start Excerpted data

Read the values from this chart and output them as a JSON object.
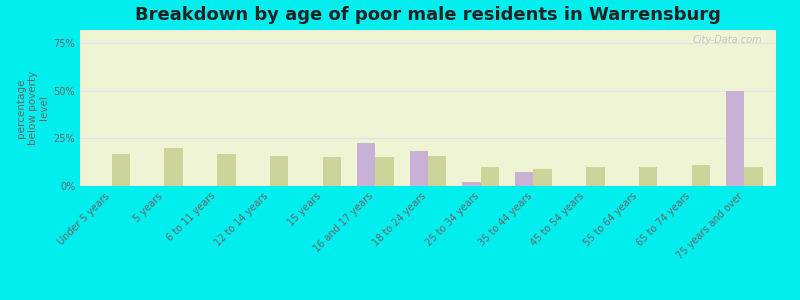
{
  "title": "Breakdown by age of poor male residents in Warrensburg",
  "ylabel": "percentage\nbelow poverty\nlevel",
  "categories": [
    "Under 5 years",
    "5 years",
    "6 to 11 years",
    "12 to 14 years",
    "15 years",
    "16 and 17 years",
    "18 to 24 years",
    "25 to 34 years",
    "35 to 44 years",
    "45 to 54 years",
    "55 to 64 years",
    "65 to 74 years",
    "75 years and over"
  ],
  "warrensburg": [
    0,
    0,
    0,
    0,
    0,
    22.5,
    18.5,
    2.0,
    7.5,
    0,
    0,
    0,
    50.0
  ],
  "illinois": [
    17.0,
    20.0,
    17.0,
    16.0,
    15.0,
    15.0,
    16.0,
    10.0,
    9.0,
    10.0,
    10.0,
    11.0,
    10.0
  ],
  "warrensburg_color": "#c9b0d5",
  "illinois_color": "#cdd49a",
  "background_color": "#eef4d4",
  "bg_outer": "#00eeee",
  "ylim": [
    0,
    82
  ],
  "yticks": [
    0,
    25,
    50,
    75
  ],
  "ytick_labels": [
    "0%",
    "25%",
    "50%",
    "75%"
  ],
  "title_fontsize": 13,
  "ylabel_fontsize": 7.5,
  "tick_fontsize": 7,
  "legend_fontsize": 9,
  "watermark": "City-Data.com"
}
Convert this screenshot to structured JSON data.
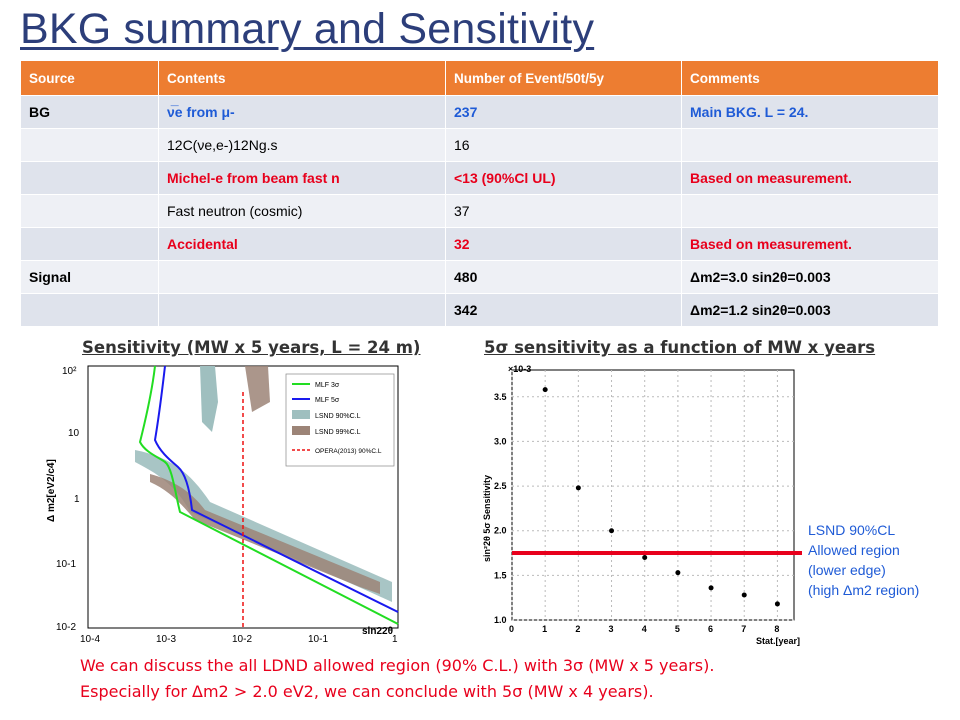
{
  "slide": {
    "title": "BKG summary and Sensitivity"
  },
  "table": {
    "headers": [
      "Source",
      "Contents",
      "Number of Event/50t/5y",
      "Comments"
    ],
    "rows": [
      {
        "source": "BG",
        "contents": "ν̅e from μ-",
        "events": "237",
        "comments": "Main BKG. L = 24."
      },
      {
        "source": "",
        "contents": "12C(νe,e-)12Ng.s",
        "events": "16",
        "comments": ""
      },
      {
        "source": "",
        "contents": "Michel-e from beam fast n",
        "events": "<13 (90%Cl UL)",
        "comments": "Based on measurement."
      },
      {
        "source": "",
        "contents": "Fast neutron (cosmic)",
        "events": "37",
        "comments": ""
      },
      {
        "source": "",
        "contents": "Accidental",
        "events": "32",
        "comments": "Based on measurement."
      },
      {
        "source": "Signal",
        "contents": "",
        "events": "480",
        "comments": "Δm2=3.0  sin2θ=0.003"
      },
      {
        "source": "",
        "contents": "",
        "events": "342",
        "comments": "Δm2=1.2 sin2θ=0.003"
      }
    ]
  },
  "left_plot": {
    "heading": "Sensitivity (MW x 5 years, L = 24 m)",
    "ylabel": "Δ m2[eV2/c4]",
    "xlabel": "sin22θ",
    "yticks": [
      "10²",
      "10",
      "1",
      "10-1",
      "10-2"
    ],
    "xticks": [
      "10-4",
      "10-3",
      "10-2",
      "10-1",
      "1"
    ],
    "legend": [
      "MLF 3σ",
      "MLF 5σ",
      "LSND 90%C.L",
      "LSND 99%C.L",
      "OPERA(2013) 90%C.L"
    ],
    "colors": {
      "mlf3": "#22dd22",
      "mlf5": "#1a1aee",
      "lsnd90": "#9fbfbf",
      "lsnd99": "#9c8477",
      "opera": "#ee1111"
    }
  },
  "right_plot": {
    "heading": "5σ sensitivity as a function of MW x years",
    "ylabel": "sin²2θ 5σ Sensitivity",
    "xlabel": "Stat.[year]",
    "exponent": "×10-3",
    "yticks": [
      "1.0",
      "1.5",
      "2.0",
      "2.5",
      "3.0",
      "3.5"
    ],
    "xticks": [
      "0",
      "1",
      "2",
      "3",
      "4",
      "5",
      "6",
      "7",
      "8"
    ],
    "lsnd_line_color": "#e8001c"
  },
  "chart_data": [
    {
      "type": "scatter",
      "xlabel": "Stat.[year]",
      "ylabel": "sin²2θ 5σ Sensitivity",
      "y_multiplier": "×10-3",
      "xlim": [
        0,
        8.5
      ],
      "ylim": [
        1.0,
        3.8
      ],
      "series": [
        {
          "x": [
            1,
            2,
            3,
            4,
            5,
            6,
            7,
            8
          ],
          "y": [
            3.58,
            2.48,
            2.0,
            1.7,
            1.53,
            1.36,
            1.28,
            1.18
          ]
        }
      ],
      "reference_line": {
        "y": 1.75,
        "label": "LSND 90%CL Allowed region (lower edge) (high Δm2 region)"
      }
    }
  ],
  "side_note": {
    "line1": "LSND 90%CL",
    "line2": "Allowed region",
    "line3": "(lower edge)",
    "line4": "(high Δm2 region)"
  },
  "conclusion": {
    "line1": "We can discuss the all LDND allowed region (90% C.L.) with 3σ (MW x 5 years).",
    "line2": "Especially for Δm2 > 2.0 eV2, we can conclude with 5σ (MW x 4 years)."
  }
}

end Excerpted data

◆ **What needs to be done**: Go through the entries above and copy every line containing "high".

◆ **Exercise output**:
        "label": "LSND 90%CL Allowed region (lower edge) (high Δm2 region)"
    "line4": "(high Δm2 region)"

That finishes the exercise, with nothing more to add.